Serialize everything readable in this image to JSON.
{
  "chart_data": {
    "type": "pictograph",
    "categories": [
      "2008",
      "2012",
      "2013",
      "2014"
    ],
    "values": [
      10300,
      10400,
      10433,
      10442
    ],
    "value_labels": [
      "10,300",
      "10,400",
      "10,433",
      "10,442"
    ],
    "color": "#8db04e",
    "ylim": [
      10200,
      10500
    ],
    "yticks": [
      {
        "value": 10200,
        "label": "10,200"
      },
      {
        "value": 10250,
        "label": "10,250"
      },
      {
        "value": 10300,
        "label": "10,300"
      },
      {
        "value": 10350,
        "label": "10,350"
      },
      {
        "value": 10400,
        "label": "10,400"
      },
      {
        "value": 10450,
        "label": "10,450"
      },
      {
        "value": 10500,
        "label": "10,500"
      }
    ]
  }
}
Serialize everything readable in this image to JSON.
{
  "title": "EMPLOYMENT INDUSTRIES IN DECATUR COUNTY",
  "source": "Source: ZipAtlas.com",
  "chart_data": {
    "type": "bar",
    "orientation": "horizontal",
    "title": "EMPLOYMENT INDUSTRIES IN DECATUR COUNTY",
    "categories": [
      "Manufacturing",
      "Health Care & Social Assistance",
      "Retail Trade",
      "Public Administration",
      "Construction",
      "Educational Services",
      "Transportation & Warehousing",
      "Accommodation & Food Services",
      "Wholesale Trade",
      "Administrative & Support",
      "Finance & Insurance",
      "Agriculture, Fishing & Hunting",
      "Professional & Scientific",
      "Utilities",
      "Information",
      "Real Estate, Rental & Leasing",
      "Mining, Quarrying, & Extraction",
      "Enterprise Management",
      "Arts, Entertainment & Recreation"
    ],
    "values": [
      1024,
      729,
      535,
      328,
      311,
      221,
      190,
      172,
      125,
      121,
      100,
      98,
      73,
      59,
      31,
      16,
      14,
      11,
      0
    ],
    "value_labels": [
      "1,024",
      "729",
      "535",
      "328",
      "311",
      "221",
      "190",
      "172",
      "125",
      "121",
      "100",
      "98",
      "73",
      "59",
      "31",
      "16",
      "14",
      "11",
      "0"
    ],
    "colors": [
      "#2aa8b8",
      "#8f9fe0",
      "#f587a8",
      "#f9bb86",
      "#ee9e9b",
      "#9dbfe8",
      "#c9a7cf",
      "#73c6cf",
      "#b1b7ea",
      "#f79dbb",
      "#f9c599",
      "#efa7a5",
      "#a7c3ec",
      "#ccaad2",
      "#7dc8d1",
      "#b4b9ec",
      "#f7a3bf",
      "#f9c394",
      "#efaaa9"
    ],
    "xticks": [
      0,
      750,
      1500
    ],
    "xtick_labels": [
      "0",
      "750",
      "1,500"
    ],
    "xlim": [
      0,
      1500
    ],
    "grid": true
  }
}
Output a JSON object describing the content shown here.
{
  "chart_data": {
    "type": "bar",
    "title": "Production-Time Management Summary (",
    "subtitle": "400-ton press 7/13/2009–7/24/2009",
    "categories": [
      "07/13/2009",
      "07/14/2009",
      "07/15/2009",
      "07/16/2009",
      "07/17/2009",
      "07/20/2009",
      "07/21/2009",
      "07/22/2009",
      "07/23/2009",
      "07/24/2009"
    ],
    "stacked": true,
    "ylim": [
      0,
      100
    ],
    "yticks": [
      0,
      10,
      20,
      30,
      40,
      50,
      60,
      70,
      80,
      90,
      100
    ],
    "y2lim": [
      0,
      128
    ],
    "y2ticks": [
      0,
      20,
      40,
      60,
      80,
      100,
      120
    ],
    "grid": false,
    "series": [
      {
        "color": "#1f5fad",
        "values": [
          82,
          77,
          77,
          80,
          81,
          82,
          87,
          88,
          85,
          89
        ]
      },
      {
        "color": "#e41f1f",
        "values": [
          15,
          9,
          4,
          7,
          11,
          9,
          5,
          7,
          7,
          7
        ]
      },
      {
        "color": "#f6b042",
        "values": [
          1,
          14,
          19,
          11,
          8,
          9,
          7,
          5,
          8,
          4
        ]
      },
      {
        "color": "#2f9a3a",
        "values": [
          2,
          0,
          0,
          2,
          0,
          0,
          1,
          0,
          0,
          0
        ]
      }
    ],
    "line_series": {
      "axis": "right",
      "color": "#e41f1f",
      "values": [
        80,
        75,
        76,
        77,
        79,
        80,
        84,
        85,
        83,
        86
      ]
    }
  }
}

**TASK DIRECTIONS**
Every record above must be duplicated exactly.

**SOLVED EXERCISE**
Serialize everything readable in this image to JSON.
{
  "chart_data": {
    "type": "pictograph",
    "categories": [
      "2008",
      "2012",
      "2013",
      "2014"
    ],
    "values": [
      10300,
      10400,
      10433,
      10442
    ],
    "value_labels": [
      "10,300",
      "10,400",
      "10,433",
      "10,442"
    ],
    "color": "#8db04e",
    "ylim": [
      10200,
      10500
    ],
    "yticks": [
      {
        "value": 10200,
        "label": "10,200"
      },
      {
        "value": 10250,
        "label": "10,250"
      },
      {
        "value": 10300,
        "label": "10,300"
      },
      {
        "value": 10350,
        "label": "10,350"
      },
      {
        "value": 10400,
        "label": "10,400"
      },
      {
        "value": 10450,
        "label": "10,450"
      },
      {
        "value": 10500,
        "label": "10,500"
      }
    ]
  }
}
Serialize everything readable in this image to JSON.
{
  "title": "EMPLOYMENT INDUSTRIES IN DECATUR COUNTY",
  "source": "Source: ZipAtlas.com",
  "chart_data": {
    "type": "bar",
    "orientation": "horizontal",
    "title": "EMPLOYMENT INDUSTRIES IN DECATUR COUNTY",
    "categories": [
      "Manufacturing",
      "Health Care & Social Assistance",
      "Retail Trade",
      "Public Administration",
      "Construction",
      "Educational Services",
      "Transportation & Warehousing",
      "Accommodation & Food Services",
      "Wholesale Trade",
      "Administrative & Support",
      "Finance & Insurance",
      "Agriculture, Fishing & Hunting",
      "Professional & Scientific",
      "Utilities",
      "Information",
      "Real Estate, Rental & Leasing",
      "Mining, Quarrying, & Extraction",
      "Enterprise Management",
      "Arts, Entertainment & Recreation"
    ],
    "values": [
      1024,
      729,
      535,
      328,
      311,
      221,
      190,
      172,
      125,
      121,
      100,
      98,
      73,
      59,
      31,
      16,
      14,
      11,
      0
    ],
    "value_labels": [
      "1,024",
      "729",
      "535",
      "328",
      "311",
      "221",
      "190",
      "172",
      "125",
      "121",
      "100",
      "98",
      "73",
      "59",
      "31",
      "16",
      "14",
      "11",
      "0"
    ],
    "colors": [
      "#2aa8b8",
      "#8f9fe0",
      "#f587a8",
      "#f9bb86",
      "#ee9e9b",
      "#9dbfe8",
      "#c9a7cf",
      "#73c6cf",
      "#b1b7ea",
      "#f79dbb",
      "#f9c599",
      "#efa7a5",
      "#a7c3ec",
      "#ccaad2",
      "#7dc8d1",
      "#b4b9ec",
      "#f7a3bf",
      "#f9c394",
      "#efaaa9"
    ],
    "xticks": [
      0,
      750,
      1500
    ],
    "xtick_labels": [
      "0",
      "750",
      "1,500"
    ],
    "xlim": [
      0,
      1500
    ],
    "grid": true
  }
}
Output a JSON object describing the content shown here.
{
  "chart_data": {
    "type": "bar",
    "title": "Production-Time Management Summary (",
    "subtitle": "400-ton press 7/13/2009–7/24/2009",
    "categories": [
      "07/13/2009",
      "07/14/2009",
      "07/15/2009",
      "07/16/2009",
      "07/17/2009",
      "07/20/2009",
      "07/21/2009",
      "07/22/2009",
      "07/23/2009",
      "07/24/2009"
    ],
    "stacked": true,
    "ylim": [
      0,
      100
    ],
    "yticks": [
      0,
      10,
      20,
      30,
      40,
      50,
      60,
      70,
      80,
      90,
      100
    ],
    "y2lim": [
      0,
      128
    ],
    "y2ticks": [
      0,
      20,
      40,
      60,
      80,
      100,
      120
    ],
    "grid": false,
    "series": [
      {
        "color": "#1f5fad",
        "values": [
          82,
          77,
          77,
          80,
          81,
          82,
          87,
          88,
          85,
          89
        ]
      },
      {
        "color": "#e41f1f",
        "values": [
          15,
          9,
          4,
          7,
          11,
          9,
          5,
          7,
          7,
          7
        ]
      },
      {
        "color": "#f6b042",
        "values": [
          1,
          14,
          19,
          11,
          8,
          9,
          7,
          5,
          8,
          4
        ]
      },
      {
        "color": "#2f9a3a",
        "values": [
          2,
          0,
          0,
          2,
          0,
          0,
          1,
          0,
          0,
          0
        ]
      }
    ],
    "line_series": {
      "axis": "right",
      "color": "#e41f1f",
      "values": [
        80,
        75,
        76,
        77,
        79,
        80,
        84,
        85,
        83,
        86
      ]
    }
  }
}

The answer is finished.